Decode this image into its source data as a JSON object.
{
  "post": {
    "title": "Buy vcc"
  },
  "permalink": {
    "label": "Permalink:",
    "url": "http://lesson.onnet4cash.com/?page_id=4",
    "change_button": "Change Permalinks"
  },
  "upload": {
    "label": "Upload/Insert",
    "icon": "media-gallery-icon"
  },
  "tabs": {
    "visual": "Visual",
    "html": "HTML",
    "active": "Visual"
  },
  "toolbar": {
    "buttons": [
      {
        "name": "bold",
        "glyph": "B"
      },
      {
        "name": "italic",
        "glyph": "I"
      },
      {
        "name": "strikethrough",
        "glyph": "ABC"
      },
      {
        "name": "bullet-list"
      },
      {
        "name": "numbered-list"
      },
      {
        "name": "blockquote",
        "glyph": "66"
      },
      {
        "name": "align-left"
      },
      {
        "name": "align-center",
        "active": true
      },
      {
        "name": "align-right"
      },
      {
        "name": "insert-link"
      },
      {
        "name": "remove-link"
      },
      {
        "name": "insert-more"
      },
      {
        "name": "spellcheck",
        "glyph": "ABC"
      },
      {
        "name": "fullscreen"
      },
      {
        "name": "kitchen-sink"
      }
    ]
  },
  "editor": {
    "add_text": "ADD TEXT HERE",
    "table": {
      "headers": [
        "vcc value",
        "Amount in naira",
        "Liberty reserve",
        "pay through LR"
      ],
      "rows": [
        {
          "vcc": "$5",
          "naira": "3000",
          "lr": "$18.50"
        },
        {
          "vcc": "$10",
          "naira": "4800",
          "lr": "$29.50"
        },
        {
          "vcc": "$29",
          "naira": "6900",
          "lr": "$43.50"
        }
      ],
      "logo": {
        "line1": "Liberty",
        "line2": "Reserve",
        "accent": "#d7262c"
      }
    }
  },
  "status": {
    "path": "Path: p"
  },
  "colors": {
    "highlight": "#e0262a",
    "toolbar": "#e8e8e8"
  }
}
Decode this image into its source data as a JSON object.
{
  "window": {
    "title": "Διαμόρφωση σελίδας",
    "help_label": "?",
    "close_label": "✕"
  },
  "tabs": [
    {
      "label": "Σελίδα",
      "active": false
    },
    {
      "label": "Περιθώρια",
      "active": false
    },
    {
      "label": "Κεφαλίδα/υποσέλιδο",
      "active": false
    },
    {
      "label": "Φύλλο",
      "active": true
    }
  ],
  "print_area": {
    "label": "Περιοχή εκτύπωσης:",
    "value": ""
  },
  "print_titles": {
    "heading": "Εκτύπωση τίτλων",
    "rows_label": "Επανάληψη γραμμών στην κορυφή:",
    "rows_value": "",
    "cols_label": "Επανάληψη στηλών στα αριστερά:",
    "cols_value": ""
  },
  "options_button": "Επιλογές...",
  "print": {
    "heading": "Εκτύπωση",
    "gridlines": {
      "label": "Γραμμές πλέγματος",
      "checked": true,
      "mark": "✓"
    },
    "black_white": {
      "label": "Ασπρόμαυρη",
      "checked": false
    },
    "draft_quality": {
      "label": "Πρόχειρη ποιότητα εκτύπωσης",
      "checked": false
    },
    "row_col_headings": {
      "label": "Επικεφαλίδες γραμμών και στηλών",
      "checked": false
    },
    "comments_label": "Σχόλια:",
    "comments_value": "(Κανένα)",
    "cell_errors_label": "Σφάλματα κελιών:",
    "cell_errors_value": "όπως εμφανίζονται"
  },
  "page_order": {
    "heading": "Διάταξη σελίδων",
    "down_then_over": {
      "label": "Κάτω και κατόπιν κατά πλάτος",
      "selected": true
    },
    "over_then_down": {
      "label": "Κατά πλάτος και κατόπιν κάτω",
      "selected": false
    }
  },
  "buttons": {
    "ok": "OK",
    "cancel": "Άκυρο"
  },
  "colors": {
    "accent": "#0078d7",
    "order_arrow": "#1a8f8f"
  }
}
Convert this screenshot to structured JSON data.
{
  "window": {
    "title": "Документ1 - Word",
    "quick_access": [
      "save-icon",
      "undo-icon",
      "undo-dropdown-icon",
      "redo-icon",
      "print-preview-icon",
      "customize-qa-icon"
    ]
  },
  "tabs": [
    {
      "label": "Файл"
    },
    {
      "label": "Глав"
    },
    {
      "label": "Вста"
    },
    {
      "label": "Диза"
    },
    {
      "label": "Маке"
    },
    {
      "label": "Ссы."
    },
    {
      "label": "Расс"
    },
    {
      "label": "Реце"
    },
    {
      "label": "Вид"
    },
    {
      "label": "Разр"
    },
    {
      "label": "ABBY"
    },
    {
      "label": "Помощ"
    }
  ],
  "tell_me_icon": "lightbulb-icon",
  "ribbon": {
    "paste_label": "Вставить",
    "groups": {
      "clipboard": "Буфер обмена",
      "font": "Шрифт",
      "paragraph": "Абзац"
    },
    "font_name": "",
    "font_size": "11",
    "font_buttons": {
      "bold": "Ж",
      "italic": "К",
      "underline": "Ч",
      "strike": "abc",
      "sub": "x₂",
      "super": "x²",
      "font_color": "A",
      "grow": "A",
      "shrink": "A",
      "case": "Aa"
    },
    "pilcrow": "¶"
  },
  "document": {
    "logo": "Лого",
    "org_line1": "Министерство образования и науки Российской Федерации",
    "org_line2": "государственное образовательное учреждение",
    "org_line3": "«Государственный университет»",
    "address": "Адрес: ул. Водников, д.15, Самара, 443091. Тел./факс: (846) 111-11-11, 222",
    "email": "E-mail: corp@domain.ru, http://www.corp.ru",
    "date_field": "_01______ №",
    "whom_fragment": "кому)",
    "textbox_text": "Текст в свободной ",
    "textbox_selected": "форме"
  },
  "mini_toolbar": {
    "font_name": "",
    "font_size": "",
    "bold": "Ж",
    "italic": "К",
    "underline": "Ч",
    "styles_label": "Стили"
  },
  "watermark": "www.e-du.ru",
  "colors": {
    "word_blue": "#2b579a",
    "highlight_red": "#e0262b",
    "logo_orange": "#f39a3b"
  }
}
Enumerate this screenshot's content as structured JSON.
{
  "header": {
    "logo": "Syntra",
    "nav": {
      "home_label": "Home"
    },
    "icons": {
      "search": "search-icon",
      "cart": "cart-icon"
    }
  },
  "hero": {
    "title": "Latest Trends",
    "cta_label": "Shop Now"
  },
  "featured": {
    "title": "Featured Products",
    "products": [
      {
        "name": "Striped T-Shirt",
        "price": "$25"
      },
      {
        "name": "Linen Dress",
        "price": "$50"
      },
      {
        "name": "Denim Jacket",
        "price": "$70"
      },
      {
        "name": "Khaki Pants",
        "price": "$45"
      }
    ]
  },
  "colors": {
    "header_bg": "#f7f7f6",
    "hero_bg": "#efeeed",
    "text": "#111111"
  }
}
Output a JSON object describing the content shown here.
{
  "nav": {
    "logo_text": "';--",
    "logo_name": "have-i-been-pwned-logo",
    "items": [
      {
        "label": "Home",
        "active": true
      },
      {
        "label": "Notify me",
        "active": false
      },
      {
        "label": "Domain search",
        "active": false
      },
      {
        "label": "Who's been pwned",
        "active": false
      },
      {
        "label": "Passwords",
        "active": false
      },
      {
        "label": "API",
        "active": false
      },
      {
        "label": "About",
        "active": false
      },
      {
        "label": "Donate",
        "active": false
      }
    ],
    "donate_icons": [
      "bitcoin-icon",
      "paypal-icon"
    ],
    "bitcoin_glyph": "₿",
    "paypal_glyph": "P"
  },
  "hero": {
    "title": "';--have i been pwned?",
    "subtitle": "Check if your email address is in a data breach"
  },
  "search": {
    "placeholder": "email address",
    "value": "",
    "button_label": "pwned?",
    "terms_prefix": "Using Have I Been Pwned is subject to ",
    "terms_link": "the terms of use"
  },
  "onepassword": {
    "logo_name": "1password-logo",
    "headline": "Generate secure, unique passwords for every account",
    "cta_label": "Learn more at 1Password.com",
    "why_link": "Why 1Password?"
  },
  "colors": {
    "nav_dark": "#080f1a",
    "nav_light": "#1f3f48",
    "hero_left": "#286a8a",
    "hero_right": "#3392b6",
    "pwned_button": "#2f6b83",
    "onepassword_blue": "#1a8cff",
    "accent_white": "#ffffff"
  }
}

****

Reproduce the lines of the entries above exactly, but only from the line containing "Output a JSON" through the final line.

Output a JSON object describing the content shown here.
{
  "nav": {
    "logo_text": "';--",
    "logo_name": "have-i-been-pwned-logo",
    "items": [
      {
        "label": "Home",
        "active": true
      },
      {
        "label": "Notify me",
        "active": false
      },
      {
        "label": "Domain search",
        "active": false
      },
      {
        "label": "Who's been pwned",
        "active": false
      },
      {
        "label": "Passwords",
        "active": false
      },
      {
        "label": "API",
        "active": false
      },
      {
        "label": "About",
        "active": false
      },
      {
        "label": "Donate",
        "active": false
      }
    ],
    "donate_icons": [
      "bitcoin-icon",
      "paypal-icon"
    ],
    "bitcoin_glyph": "₿",
    "paypal_glyph": "P"
  },
  "hero": {
    "title": "';--have i been pwned?",
    "subtitle": "Check if your email address is in a data breach"
  },
  "search": {
    "placeholder": "email address",
    "value": "",
    "button_label": "pwned?",
    "terms_prefix": "Using Have I Been Pwned is subject to ",
    "terms_link": "the terms of use"
  },
  "onepassword": {
    "logo_name": "1password-logo",
    "headline": "Generate secure, unique passwords for every account",
    "cta_label": "Learn more at 1Password.com",
    "why_link": "Why 1Password?"
  },
  "colors": {
    "nav_dark": "#080f1a",
    "nav_light": "#1f3f48",
    "hero_left": "#286a8a",
    "hero_right": "#3392b6",
    "pwned_button": "#2f6b83",
    "onepassword_blue": "#1a8cff",
    "accent_white": "#ffffff"
  }
}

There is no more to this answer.